Would you transcribe the whole listing exactly, minus its pictures?

- [Records for this exercise]
┄┄┄┄┄┄┄┄┄┄
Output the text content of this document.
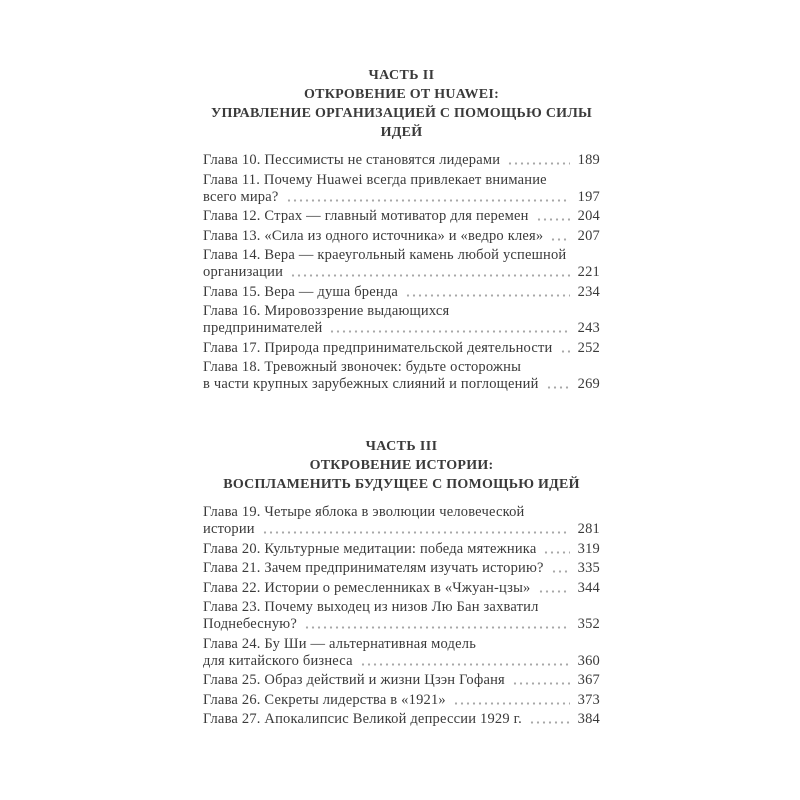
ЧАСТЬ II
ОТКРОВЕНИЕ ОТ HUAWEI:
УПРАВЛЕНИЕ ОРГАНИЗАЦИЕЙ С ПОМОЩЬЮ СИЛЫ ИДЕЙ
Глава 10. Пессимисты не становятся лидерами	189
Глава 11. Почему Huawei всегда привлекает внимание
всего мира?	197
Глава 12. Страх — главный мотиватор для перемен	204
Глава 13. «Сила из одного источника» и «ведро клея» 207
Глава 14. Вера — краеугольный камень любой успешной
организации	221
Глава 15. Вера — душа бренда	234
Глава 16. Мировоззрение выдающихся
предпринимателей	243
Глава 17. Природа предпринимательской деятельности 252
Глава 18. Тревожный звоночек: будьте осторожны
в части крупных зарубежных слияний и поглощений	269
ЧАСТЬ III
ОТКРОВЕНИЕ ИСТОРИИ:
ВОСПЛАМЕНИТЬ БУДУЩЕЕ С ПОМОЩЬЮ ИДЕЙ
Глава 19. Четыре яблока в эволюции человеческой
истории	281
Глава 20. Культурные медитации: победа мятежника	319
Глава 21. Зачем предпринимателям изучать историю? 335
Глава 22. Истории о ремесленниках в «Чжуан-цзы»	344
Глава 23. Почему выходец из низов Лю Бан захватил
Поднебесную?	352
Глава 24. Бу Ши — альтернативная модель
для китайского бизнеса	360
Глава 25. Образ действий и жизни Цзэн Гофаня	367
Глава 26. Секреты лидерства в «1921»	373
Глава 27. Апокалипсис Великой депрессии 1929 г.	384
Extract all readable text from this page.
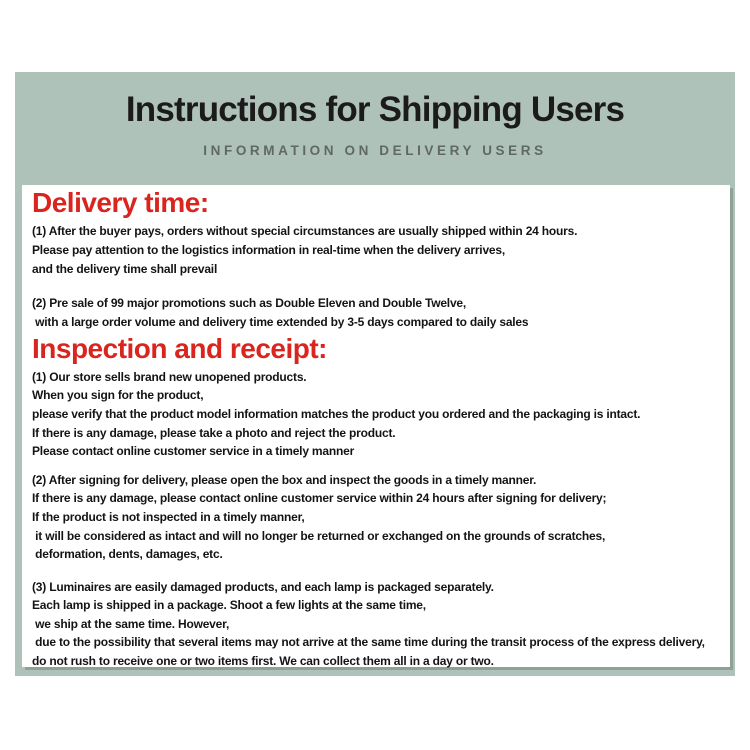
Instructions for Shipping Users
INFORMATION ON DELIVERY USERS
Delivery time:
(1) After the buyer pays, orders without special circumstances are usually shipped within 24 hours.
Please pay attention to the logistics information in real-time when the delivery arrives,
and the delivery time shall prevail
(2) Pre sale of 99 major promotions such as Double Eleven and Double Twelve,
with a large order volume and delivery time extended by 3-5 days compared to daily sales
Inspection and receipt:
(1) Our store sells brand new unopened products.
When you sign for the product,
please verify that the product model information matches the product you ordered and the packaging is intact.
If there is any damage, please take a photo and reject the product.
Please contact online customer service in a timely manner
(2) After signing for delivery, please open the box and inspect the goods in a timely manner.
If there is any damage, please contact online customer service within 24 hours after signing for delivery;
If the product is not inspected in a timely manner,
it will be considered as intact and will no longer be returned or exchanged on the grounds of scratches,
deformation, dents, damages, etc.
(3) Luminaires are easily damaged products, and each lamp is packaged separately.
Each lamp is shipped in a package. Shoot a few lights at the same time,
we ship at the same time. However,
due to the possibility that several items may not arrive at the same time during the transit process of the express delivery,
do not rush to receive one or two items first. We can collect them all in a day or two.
┄┄┄┄┄┄┄┄┄┄
- [Worked solution]
Output the text content of this document.
ЧАСТЬ II
ОТКРОВЕНИЕ ОТ HUAWEI:
УПРАВЛЕНИЕ ОРГАНИЗАЦИЕЙ С ПОМОЩЬЮ СИЛЫ ИДЕЙ
Глава 10. Пессимисты не становятся лидерами	189
Глава 11. Почему Huawei всегда привлекает внимание
всего мира?	197
Глава 12. Страх — главный мотиватор для перемен	204
Глава 13. «Сила из одного источника» и «ведро клея» 207
Глава 14. Вера — краеугольный камень любой успешной
организации	221
Глава 15. Вера — душа бренда	234
Глава 16. Мировоззрение выдающихся
предпринимателей	243
Глава 17. Природа предпринимательской деятельности 252
Глава 18. Тревожный звоночек: будьте осторожны
в части крупных зарубежных слияний и поглощений	269
ЧАСТЬ III
ОТКРОВЕНИЕ ИСТОРИИ:
ВОСПЛАМЕНИТЬ БУДУЩЕЕ С ПОМОЩЬЮ ИДЕЙ
Глава 19. Четыре яблока в эволюции человеческой
истории	281
Глава 20. Культурные медитации: победа мятежника	319
Глава 21. Зачем предпринимателям изучать историю? 335
Глава 22. Истории о ремесленниках в «Чжуан-цзы»	344
Глава 23. Почему выходец из низов Лю Бан захватил
Поднебесную?	352
Глава 24. Бу Ши — альтернативная модель
для китайского бизнеса	360
Глава 25. Образ действий и жизни Цзэн Гофаня	367
Глава 26. Секреты лидерства в «1921»	373
Глава 27. Апокалипсис Великой депрессии 1929 г.	384
Extract all readable text from this page.
Instructions for Shipping Users
INFORMATION ON DELIVERY USERS
Delivery time:
(1) After the buyer pays, orders without special circumstances are usually shipped within 24 hours.
Please pay attention to the logistics information in real-time when the delivery arrives,
and the delivery time shall prevail
(2) Pre sale of 99 major promotions such as Double Eleven and Double Twelve,
with a large order volume and delivery time extended by 3-5 days compared to daily sales
Inspection and receipt:
(1) Our store sells brand new unopened products.
When you sign for the product,
please verify that the product model information matches the product you ordered and the packaging is intact.
If there is any damage, please take a photo and reject the product.
Please contact online customer service in a timely manner
(2) After signing for delivery, please open the box and inspect the goods in a timely manner.
If there is any damage, please contact online customer service within 24 hours after signing for delivery;
If the product is not inspected in a timely manner,
it will be considered as intact and will no longer be returned or exchanged on the grounds of scratches,
deformation, dents, damages, etc.
(3) Luminaires are easily damaged products, and each lamp is packaged separately.
Each lamp is shipped in a package. Shoot a few lights at the same time,
we ship at the same time. However,
due to the possibility that several items may not arrive at the same time during the transit process of the express delivery,
do not rush to receive one or two items first. We can collect them all in a day or two.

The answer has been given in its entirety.